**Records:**
━━━━━━━━━━━━━━━━━━━━

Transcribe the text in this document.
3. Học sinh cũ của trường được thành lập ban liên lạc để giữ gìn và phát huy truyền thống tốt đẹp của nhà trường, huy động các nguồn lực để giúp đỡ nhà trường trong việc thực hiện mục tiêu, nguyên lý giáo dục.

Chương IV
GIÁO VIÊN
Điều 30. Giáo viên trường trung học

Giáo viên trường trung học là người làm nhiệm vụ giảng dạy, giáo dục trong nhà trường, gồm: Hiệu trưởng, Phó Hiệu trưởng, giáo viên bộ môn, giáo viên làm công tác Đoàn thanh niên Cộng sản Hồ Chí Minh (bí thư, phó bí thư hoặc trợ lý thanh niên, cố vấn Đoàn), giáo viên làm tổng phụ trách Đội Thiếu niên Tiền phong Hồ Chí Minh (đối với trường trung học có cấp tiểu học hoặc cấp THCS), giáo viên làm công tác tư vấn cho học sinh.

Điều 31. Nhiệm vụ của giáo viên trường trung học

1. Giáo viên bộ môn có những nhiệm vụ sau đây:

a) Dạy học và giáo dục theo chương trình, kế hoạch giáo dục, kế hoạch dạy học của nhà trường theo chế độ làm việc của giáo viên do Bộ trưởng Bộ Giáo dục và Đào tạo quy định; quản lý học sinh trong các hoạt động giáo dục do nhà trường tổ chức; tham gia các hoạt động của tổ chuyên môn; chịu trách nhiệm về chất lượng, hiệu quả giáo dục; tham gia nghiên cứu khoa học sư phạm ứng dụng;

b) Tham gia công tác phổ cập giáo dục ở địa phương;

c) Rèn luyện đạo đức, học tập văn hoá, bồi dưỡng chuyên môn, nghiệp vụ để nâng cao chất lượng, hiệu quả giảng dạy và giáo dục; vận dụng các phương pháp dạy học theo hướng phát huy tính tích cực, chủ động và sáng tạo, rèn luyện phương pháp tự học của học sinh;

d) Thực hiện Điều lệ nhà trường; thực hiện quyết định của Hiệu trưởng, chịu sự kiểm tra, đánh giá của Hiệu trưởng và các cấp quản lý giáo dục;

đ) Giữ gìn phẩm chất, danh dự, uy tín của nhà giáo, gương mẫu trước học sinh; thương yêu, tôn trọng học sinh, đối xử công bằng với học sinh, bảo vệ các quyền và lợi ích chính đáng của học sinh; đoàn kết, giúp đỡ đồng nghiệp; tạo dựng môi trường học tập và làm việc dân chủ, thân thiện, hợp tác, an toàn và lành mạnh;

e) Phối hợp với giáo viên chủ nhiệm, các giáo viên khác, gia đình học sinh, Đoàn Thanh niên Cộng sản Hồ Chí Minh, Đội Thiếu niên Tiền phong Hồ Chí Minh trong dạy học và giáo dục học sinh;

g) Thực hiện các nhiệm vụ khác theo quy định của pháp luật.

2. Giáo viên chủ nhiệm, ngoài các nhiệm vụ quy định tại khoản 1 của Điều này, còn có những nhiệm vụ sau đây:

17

━━━━━━━━━━━━━━━━━━━━

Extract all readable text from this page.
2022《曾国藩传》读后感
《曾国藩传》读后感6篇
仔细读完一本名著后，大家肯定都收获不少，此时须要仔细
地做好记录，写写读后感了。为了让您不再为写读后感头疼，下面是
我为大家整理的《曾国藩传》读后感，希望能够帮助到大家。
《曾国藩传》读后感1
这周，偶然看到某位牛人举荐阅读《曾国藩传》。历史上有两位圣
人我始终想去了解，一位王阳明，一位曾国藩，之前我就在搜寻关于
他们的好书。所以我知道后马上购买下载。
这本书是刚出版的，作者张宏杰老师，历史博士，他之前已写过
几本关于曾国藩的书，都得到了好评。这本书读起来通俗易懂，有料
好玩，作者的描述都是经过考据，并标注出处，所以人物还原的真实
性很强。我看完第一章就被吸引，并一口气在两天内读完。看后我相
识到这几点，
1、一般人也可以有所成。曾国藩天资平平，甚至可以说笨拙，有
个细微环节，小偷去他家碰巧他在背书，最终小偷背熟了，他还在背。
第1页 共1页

━━━━━━━━━━━━━━━━━━━━

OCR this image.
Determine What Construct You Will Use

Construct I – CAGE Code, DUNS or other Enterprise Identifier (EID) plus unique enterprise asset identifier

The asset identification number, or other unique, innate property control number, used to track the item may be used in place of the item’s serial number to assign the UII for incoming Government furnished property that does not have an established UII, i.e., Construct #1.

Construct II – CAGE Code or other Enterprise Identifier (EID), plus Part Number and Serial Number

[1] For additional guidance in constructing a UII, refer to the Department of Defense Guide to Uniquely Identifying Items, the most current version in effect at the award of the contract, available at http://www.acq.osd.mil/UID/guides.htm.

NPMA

━━━━━━━━━━━━━━━━━━━━

**WHAT TO DO:** Find every line containing the word "phong", then give the total and nothing more.

**COMPLETE OUTPUT:** 2